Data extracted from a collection
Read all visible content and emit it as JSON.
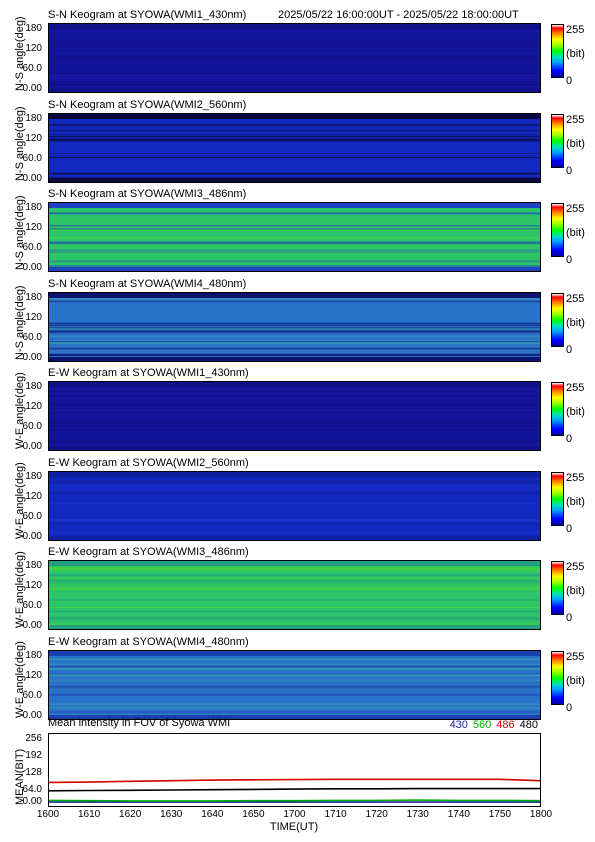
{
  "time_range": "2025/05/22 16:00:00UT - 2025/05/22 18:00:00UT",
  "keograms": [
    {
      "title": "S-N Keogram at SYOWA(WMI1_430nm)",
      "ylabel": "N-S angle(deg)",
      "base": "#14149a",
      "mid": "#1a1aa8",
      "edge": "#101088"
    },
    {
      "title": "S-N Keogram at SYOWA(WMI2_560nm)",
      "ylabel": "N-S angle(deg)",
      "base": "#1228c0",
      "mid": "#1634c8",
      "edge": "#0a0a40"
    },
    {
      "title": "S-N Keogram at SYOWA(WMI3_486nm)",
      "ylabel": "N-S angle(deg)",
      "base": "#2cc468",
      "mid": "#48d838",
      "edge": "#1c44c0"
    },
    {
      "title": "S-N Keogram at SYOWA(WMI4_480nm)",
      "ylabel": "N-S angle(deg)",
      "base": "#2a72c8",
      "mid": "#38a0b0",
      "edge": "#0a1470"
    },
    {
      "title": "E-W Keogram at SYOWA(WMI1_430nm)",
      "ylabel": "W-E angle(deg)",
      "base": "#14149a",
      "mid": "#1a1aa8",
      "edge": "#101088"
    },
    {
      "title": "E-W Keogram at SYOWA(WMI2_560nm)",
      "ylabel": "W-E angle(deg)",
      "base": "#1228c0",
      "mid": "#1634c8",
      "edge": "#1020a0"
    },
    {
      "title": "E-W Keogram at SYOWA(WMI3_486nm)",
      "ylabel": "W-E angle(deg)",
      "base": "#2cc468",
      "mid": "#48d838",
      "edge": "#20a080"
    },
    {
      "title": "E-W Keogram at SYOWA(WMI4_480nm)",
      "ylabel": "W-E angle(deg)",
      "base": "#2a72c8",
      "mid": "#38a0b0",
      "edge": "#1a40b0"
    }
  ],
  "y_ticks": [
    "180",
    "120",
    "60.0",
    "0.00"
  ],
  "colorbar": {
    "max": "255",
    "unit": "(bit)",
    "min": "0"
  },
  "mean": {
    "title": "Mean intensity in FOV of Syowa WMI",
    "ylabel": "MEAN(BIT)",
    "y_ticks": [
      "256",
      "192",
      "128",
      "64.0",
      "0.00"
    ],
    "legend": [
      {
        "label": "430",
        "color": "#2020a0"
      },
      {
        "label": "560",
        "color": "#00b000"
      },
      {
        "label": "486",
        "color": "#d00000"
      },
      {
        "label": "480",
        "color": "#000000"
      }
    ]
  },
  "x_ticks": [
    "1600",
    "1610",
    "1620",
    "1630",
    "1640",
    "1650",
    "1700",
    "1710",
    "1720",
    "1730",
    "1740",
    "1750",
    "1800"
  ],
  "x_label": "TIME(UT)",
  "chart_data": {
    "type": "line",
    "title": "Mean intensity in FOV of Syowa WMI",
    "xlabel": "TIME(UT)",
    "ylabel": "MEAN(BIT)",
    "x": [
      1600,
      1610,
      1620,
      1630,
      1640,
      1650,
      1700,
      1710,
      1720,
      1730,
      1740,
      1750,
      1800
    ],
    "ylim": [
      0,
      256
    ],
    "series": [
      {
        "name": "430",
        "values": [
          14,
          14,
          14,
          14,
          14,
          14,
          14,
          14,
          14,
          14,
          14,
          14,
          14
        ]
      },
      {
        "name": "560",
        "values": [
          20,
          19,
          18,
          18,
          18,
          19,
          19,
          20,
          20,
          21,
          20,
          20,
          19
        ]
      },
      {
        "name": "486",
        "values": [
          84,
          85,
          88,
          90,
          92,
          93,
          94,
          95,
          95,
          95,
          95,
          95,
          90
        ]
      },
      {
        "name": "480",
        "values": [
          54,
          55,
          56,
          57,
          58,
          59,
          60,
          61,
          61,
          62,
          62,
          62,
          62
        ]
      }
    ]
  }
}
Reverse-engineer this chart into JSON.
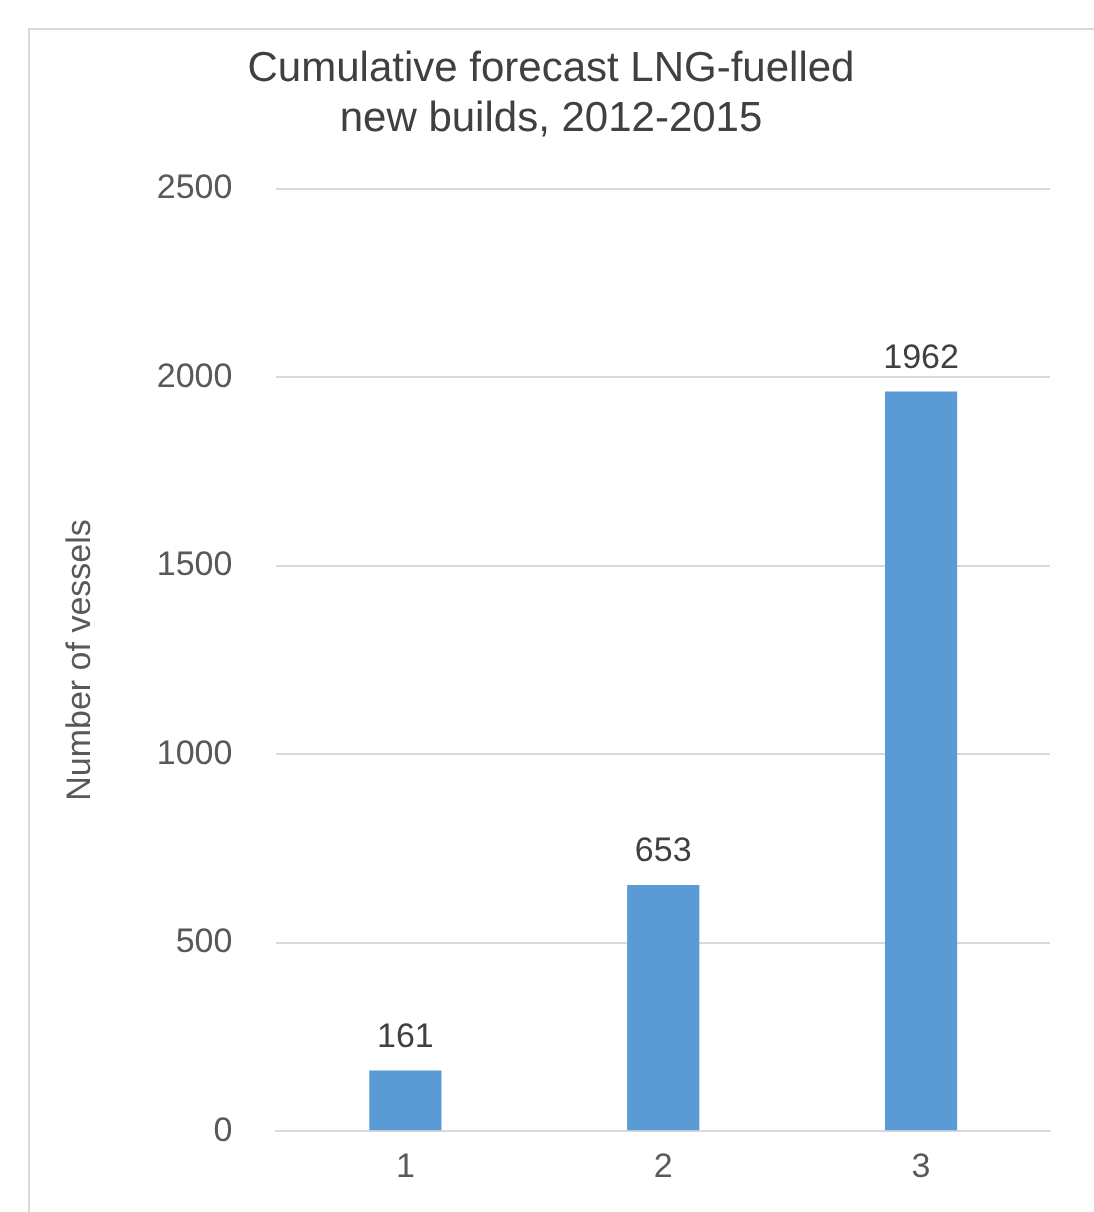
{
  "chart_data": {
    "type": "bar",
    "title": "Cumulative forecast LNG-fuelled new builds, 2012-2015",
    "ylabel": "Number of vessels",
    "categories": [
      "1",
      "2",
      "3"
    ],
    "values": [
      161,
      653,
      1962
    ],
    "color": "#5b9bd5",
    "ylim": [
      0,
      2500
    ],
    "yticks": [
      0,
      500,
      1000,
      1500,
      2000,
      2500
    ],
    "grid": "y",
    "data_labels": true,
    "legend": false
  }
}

**What needs to be done:**
Leave out the pictures and copy every record above exactly.

**Result below:**
Read all visible content and emit it as JSON.
{
  "time_range": "2025/05/22 16:00:00UT - 2025/05/22 18:00:00UT",
  "keograms": [
    {
      "title": "S-N Keogram at SYOWA(WMI1_430nm)",
      "ylabel": "N-S angle(deg)",
      "base": "#14149a",
      "mid": "#1a1aa8",
      "edge": "#101088"
    },
    {
      "title": "S-N Keogram at SYOWA(WMI2_560nm)",
      "ylabel": "N-S angle(deg)",
      "base": "#1228c0",
      "mid": "#1634c8",
      "edge": "#0a0a40"
    },
    {
      "title": "S-N Keogram at SYOWA(WMI3_486nm)",
      "ylabel": "N-S angle(deg)",
      "base": "#2cc468",
      "mid": "#48d838",
      "edge": "#1c44c0"
    },
    {
      "title": "S-N Keogram at SYOWA(WMI4_480nm)",
      "ylabel": "N-S angle(deg)",
      "base": "#2a72c8",
      "mid": "#38a0b0",
      "edge": "#0a1470"
    },
    {
      "title": "E-W Keogram at SYOWA(WMI1_430nm)",
      "ylabel": "W-E angle(deg)",
      "base": "#14149a",
      "mid": "#1a1aa8",
      "edge": "#101088"
    },
    {
      "title": "E-W Keogram at SYOWA(WMI2_560nm)",
      "ylabel": "W-E angle(deg)",
      "base": "#1228c0",
      "mid": "#1634c8",
      "edge": "#1020a0"
    },
    {
      "title": "E-W Keogram at SYOWA(WMI3_486nm)",
      "ylabel": "W-E angle(deg)",
      "base": "#2cc468",
      "mid": "#48d838",
      "edge": "#20a080"
    },
    {
      "title": "E-W Keogram at SYOWA(WMI4_480nm)",
      "ylabel": "W-E angle(deg)",
      "base": "#2a72c8",
      "mid": "#38a0b0",
      "edge": "#1a40b0"
    }
  ],
  "y_ticks": [
    "180",
    "120",
    "60.0",
    "0.00"
  ],
  "colorbar": {
    "max": "255",
    "unit": "(bit)",
    "min": "0"
  },
  "mean": {
    "title": "Mean intensity in FOV of Syowa WMI",
    "ylabel": "MEAN(BIT)",
    "y_ticks": [
      "256",
      "192",
      "128",
      "64.0",
      "0.00"
    ],
    "legend": [
      {
        "label": "430",
        "color": "#2020a0"
      },
      {
        "label": "560",
        "color": "#00b000"
      },
      {
        "label": "486",
        "color": "#d00000"
      },
      {
        "label": "480",
        "color": "#000000"
      }
    ]
  },
  "x_ticks": [
    "1600",
    "1610",
    "1620",
    "1630",
    "1640",
    "1650",
    "1700",
    "1710",
    "1720",
    "1730",
    "1740",
    "1750",
    "1800"
  ],
  "x_label": "TIME(UT)",
  "chart_data": {
    "type": "line",
    "title": "Mean intensity in FOV of Syowa WMI",
    "xlabel": "TIME(UT)",
    "ylabel": "MEAN(BIT)",
    "x": [
      1600,
      1610,
      1620,
      1630,
      1640,
      1650,
      1700,
      1710,
      1720,
      1730,
      1740,
      1750,
      1800
    ],
    "ylim": [
      0,
      256
    ],
    "series": [
      {
        "name": "430",
        "values": [
          14,
          14,
          14,
          14,
          14,
          14,
          14,
          14,
          14,
          14,
          14,
          14,
          14
        ]
      },
      {
        "name": "560",
        "values": [
          20,
          19,
          18,
          18,
          18,
          19,
          19,
          20,
          20,
          21,
          20,
          20,
          19
        ]
      },
      {
        "name": "486",
        "values": [
          84,
          85,
          88,
          90,
          92,
          93,
          94,
          95,
          95,
          95,
          95,
          95,
          90
        ]
      },
      {
        "name": "480",
        "values": [
          54,
          55,
          56,
          57,
          58,
          59,
          60,
          61,
          61,
          62,
          62,
          62,
          62
        ]
      }
    ]
  }
}
Reverse-engineer this chart into JSON.
{
  "chart_data": {
    "type": "bar",
    "title": "Cumulative forecast LNG-fuelled new builds, 2012-2015",
    "ylabel": "Number of vessels",
    "categories": [
      "1",
      "2",
      "3"
    ],
    "values": [
      161,
      653,
      1962
    ],
    "color": "#5b9bd5",
    "ylim": [
      0,
      2500
    ],
    "yticks": [
      0,
      500,
      1000,
      1500,
      2000,
      2500
    ],
    "grid": "y",
    "data_labels": true,
    "legend": false
  }
}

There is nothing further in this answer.